_WHAT IS ASKED:_
Retype, without changes, every line from the line that contains "What data populates" through the final line of the records. Exclude pictures.

_GIVEN DATA:_
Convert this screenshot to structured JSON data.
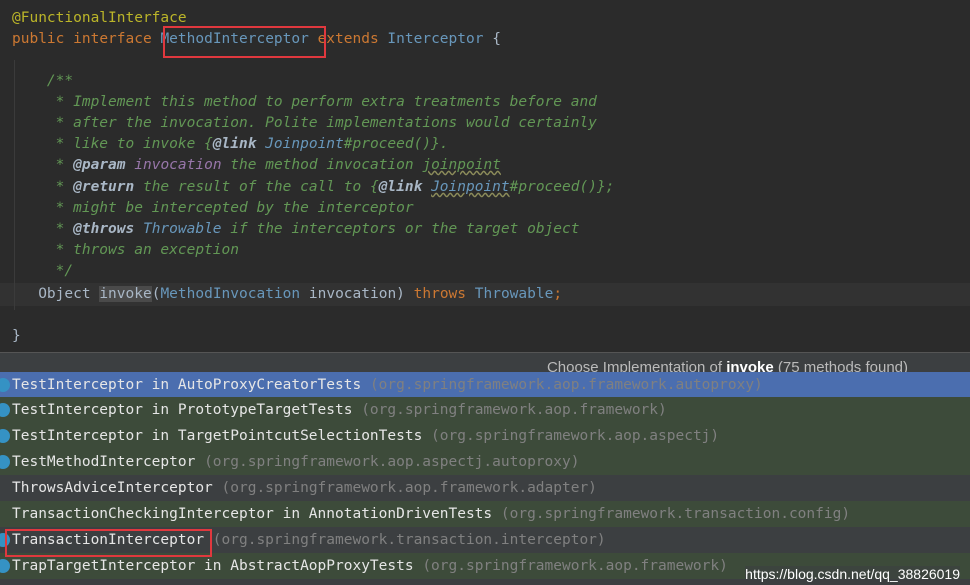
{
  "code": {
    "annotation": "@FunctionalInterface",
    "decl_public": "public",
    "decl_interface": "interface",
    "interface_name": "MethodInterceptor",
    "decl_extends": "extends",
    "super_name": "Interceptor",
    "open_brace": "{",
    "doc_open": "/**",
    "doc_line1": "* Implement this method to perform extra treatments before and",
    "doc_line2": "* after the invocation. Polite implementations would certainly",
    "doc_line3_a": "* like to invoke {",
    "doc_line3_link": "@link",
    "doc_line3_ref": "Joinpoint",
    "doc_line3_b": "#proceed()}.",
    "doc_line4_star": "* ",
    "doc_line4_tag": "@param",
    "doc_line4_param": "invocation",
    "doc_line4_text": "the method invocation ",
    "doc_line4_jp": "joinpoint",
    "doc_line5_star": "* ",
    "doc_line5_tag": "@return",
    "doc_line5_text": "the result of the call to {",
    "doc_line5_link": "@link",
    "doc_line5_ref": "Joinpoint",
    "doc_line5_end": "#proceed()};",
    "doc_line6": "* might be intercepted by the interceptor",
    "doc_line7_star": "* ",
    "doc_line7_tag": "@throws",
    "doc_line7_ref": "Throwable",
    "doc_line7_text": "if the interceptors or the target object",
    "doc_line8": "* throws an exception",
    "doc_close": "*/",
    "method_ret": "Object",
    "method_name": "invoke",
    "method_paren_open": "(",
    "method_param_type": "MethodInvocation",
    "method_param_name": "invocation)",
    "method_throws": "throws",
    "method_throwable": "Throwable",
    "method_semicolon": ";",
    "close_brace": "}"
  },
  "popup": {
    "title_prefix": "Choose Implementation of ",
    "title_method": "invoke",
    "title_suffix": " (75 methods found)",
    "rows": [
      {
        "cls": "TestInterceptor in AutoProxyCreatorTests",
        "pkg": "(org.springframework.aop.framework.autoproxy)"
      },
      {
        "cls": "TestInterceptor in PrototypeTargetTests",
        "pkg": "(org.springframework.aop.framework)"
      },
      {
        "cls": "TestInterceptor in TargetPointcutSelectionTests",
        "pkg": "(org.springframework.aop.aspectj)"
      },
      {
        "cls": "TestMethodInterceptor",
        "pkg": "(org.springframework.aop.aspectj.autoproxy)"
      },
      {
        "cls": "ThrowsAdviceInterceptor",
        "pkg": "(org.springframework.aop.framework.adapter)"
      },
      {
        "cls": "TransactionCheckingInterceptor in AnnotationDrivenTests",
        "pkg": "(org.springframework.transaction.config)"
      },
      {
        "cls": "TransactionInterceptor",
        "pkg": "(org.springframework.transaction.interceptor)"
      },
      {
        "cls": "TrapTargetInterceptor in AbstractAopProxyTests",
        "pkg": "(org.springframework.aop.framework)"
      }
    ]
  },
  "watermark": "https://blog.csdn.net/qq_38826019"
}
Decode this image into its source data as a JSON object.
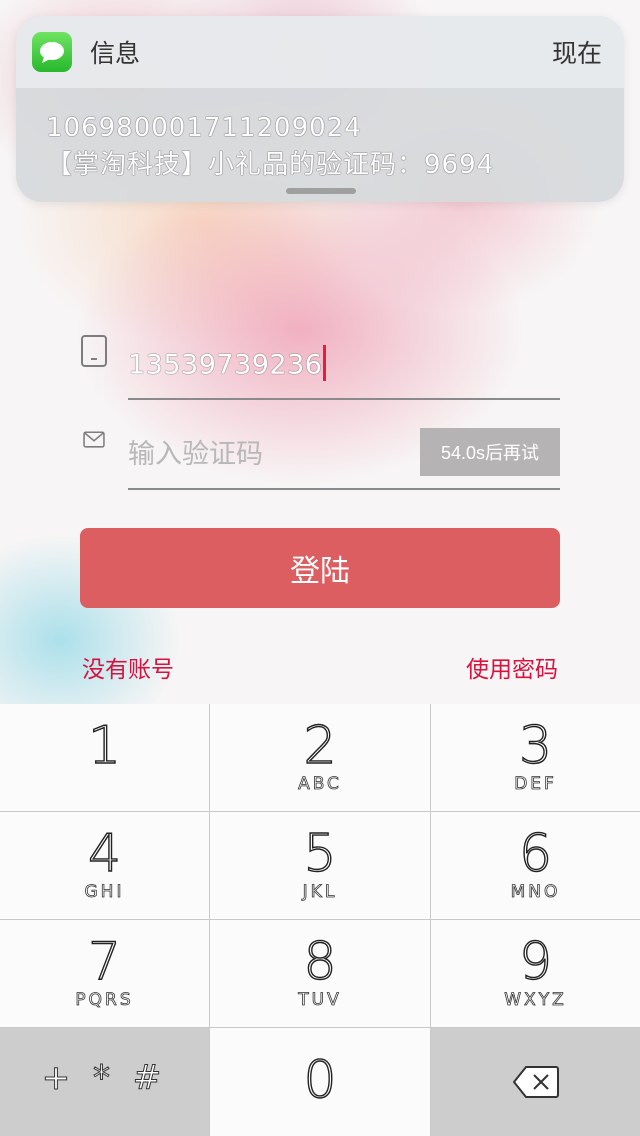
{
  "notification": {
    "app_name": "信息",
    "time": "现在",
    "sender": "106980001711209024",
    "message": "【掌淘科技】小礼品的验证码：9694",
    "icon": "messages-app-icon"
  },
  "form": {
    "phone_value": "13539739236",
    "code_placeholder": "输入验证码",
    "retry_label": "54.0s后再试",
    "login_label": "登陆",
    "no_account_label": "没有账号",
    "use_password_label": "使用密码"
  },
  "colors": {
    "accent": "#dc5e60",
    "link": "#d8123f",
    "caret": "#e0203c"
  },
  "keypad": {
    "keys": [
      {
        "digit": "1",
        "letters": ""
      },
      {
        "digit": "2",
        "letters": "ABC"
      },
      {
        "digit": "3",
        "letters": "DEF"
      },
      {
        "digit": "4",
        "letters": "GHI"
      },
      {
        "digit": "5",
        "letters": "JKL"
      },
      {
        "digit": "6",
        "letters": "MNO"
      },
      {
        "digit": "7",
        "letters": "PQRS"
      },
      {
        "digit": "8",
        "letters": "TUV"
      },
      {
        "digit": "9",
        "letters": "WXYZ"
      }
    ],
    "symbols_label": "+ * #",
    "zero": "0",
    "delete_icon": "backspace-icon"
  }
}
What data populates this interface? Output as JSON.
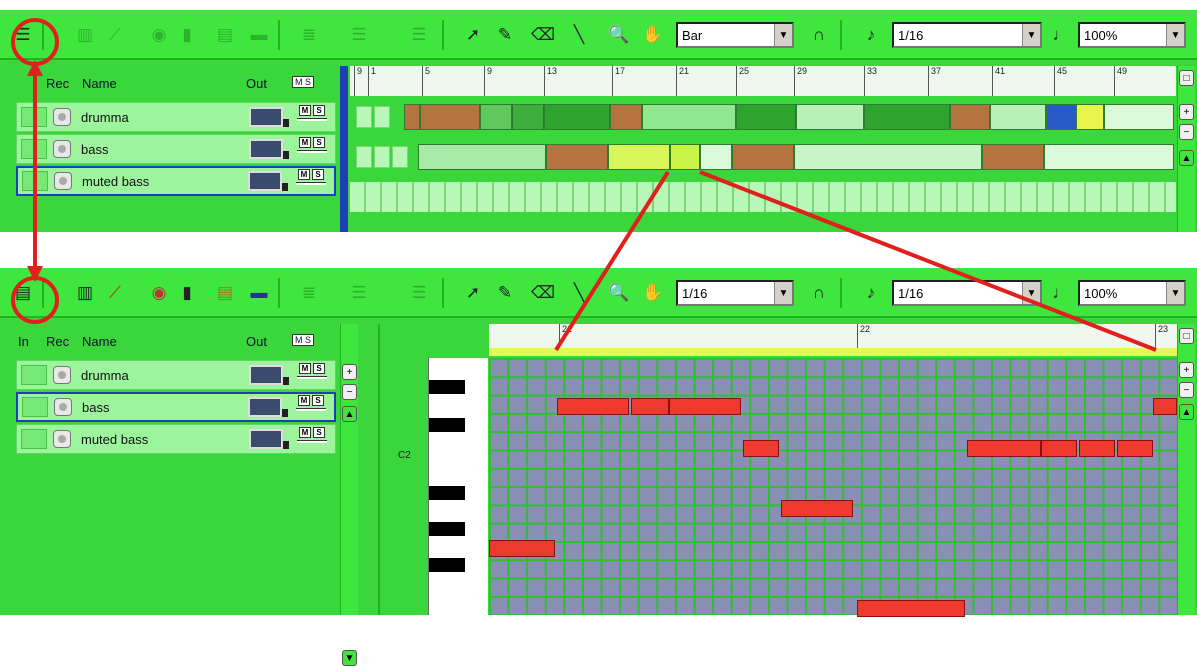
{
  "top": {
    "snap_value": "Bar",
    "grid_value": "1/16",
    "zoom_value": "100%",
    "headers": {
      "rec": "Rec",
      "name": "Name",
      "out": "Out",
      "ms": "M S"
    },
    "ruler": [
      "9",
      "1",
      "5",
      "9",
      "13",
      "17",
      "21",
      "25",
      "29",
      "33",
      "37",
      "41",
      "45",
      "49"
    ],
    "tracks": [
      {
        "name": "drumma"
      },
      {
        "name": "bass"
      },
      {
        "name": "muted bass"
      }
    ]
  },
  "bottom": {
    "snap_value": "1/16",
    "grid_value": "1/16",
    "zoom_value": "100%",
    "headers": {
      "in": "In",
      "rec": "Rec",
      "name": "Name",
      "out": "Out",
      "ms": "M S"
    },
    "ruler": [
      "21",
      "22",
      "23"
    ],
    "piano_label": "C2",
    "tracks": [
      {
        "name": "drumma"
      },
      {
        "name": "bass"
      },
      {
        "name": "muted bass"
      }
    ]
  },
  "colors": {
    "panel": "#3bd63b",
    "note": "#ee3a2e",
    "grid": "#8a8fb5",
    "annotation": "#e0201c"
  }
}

_SOLVED PROBLEM:_
What data populates this interface? Output as JSON.
{
  "top": {
    "snap_value": "Bar",
    "grid_value": "1/16",
    "zoom_value": "100%",
    "headers": {
      "rec": "Rec",
      "name": "Name",
      "out": "Out",
      "ms": "M S"
    },
    "ruler": [
      "9",
      "1",
      "5",
      "9",
      "13",
      "17",
      "21",
      "25",
      "29",
      "33",
      "37",
      "41",
      "45",
      "49"
    ],
    "tracks": [
      {
        "name": "drumma"
      },
      {
        "name": "bass"
      },
      {
        "name": "muted bass"
      }
    ]
  },
  "bottom": {
    "snap_value": "1/16",
    "grid_value": "1/16",
    "zoom_value": "100%",
    "headers": {
      "in": "In",
      "rec": "Rec",
      "name": "Name",
      "out": "Out",
      "ms": "M S"
    },
    "ruler": [
      "21",
      "22",
      "23"
    ],
    "piano_label": "C2",
    "tracks": [
      {
        "name": "drumma"
      },
      {
        "name": "bass"
      },
      {
        "name": "muted bass"
      }
    ]
  },
  "colors": {
    "panel": "#3bd63b",
    "note": "#ee3a2e",
    "grid": "#8a8fb5",
    "annotation": "#e0201c"
  }
}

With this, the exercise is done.